··· AVAILABLE DATA
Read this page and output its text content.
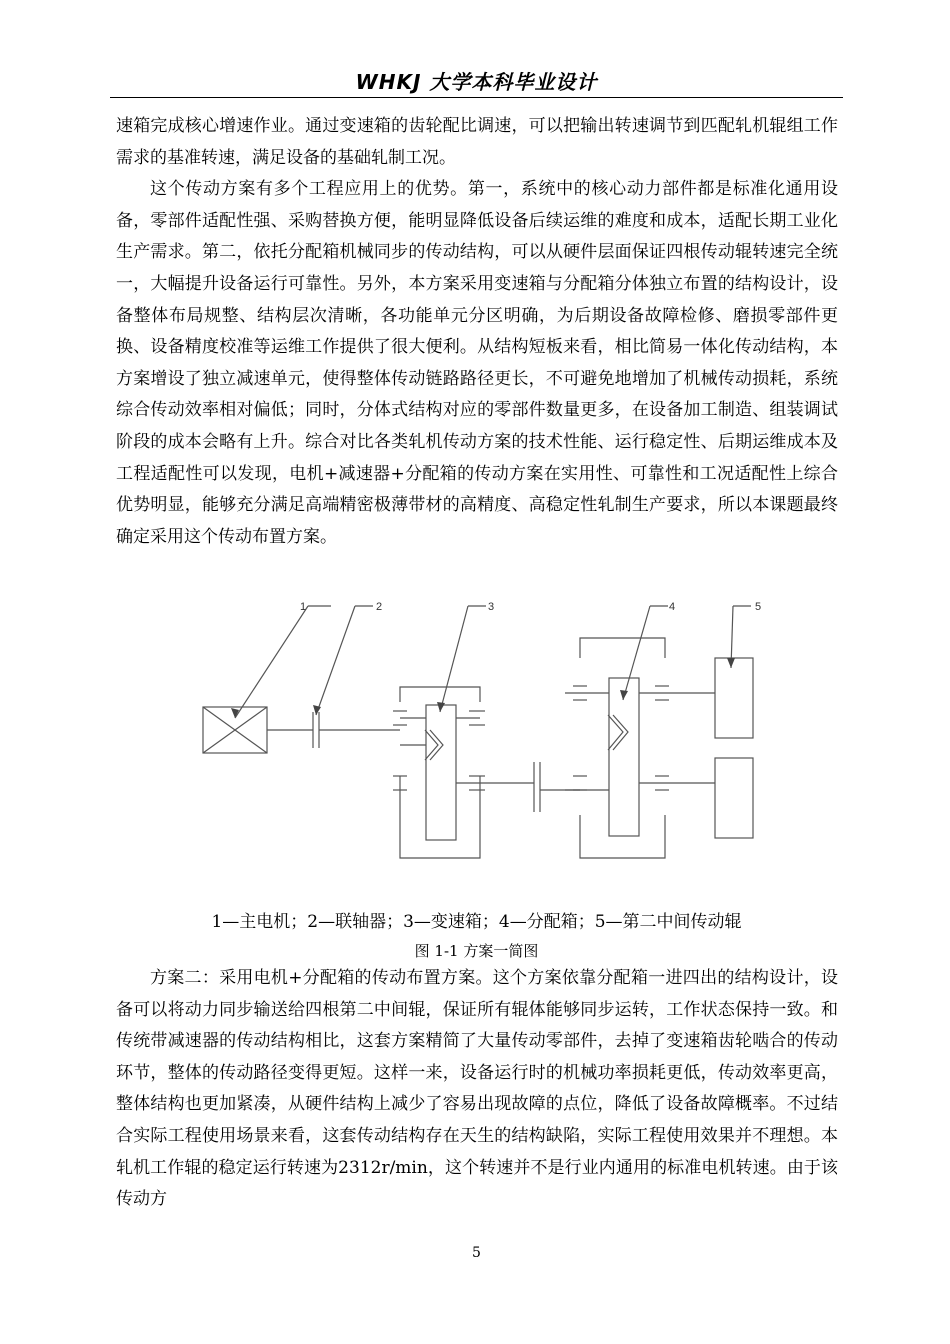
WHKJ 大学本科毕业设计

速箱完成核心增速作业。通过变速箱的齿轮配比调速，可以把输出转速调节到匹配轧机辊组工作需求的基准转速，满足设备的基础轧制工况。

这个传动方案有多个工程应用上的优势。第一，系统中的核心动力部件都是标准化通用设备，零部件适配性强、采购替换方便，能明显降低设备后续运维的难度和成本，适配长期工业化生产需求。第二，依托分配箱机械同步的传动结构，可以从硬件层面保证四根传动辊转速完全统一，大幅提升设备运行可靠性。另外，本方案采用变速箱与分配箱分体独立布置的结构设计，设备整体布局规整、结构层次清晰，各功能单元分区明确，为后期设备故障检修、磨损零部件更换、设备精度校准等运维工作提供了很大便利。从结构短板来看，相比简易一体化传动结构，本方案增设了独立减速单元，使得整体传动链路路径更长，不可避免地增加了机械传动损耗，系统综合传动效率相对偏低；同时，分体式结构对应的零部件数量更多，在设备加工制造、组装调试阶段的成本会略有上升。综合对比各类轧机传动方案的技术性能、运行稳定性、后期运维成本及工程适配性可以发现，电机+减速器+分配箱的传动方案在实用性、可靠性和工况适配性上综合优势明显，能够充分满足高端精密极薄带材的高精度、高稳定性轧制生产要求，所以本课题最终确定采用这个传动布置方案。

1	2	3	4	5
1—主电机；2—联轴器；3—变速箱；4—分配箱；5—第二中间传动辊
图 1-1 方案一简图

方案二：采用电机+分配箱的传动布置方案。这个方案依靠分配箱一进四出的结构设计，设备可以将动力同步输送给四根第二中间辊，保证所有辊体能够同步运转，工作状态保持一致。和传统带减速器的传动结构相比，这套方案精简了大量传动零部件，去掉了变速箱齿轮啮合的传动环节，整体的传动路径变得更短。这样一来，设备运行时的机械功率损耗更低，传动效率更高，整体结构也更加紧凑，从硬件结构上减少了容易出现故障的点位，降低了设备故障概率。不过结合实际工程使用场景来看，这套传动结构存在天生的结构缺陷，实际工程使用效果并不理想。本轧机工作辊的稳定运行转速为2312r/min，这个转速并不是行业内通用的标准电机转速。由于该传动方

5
······
··· AVAILABLE DATA
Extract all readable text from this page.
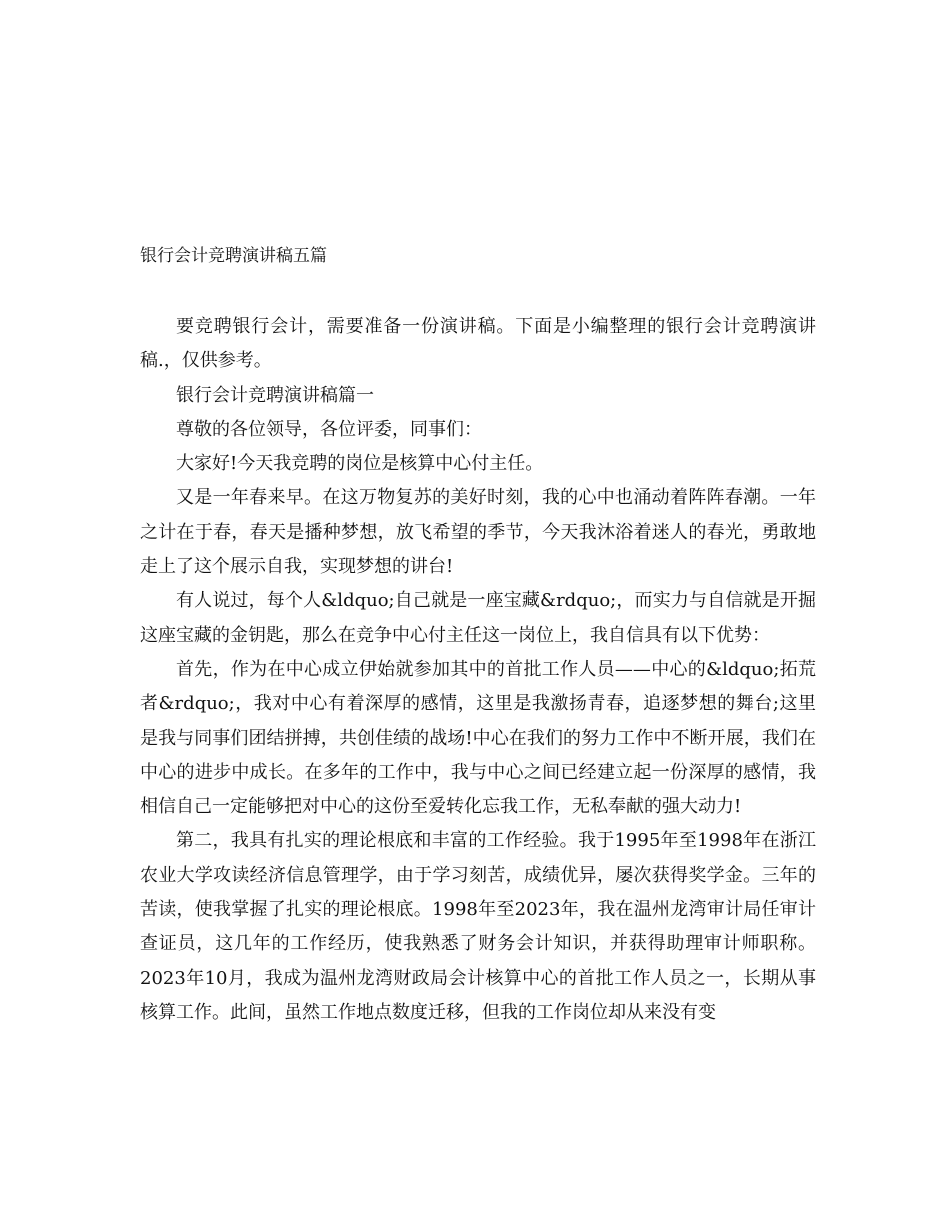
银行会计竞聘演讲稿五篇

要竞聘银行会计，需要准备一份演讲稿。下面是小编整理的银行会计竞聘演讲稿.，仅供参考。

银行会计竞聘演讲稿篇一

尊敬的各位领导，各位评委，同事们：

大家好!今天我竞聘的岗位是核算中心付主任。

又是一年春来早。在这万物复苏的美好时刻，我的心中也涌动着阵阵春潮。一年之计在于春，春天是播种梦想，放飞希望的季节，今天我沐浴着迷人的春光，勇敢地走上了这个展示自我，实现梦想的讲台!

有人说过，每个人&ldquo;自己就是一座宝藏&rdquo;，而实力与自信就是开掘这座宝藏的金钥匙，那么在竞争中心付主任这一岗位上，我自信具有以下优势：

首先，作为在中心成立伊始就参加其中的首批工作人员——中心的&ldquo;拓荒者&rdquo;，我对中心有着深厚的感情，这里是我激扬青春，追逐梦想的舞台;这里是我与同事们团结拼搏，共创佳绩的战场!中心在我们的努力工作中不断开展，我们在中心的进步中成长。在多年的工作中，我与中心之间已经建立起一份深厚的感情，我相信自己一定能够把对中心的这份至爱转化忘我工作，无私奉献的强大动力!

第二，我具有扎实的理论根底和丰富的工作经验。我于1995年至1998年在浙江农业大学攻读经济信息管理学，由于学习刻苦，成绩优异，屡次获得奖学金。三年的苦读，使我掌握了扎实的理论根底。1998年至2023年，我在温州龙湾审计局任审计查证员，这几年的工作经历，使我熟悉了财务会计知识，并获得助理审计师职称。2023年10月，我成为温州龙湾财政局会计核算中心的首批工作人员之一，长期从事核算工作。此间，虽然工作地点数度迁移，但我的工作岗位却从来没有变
······
Check every line of the records above for the string "ldquo" and say how many contain it, giving the number alone.

2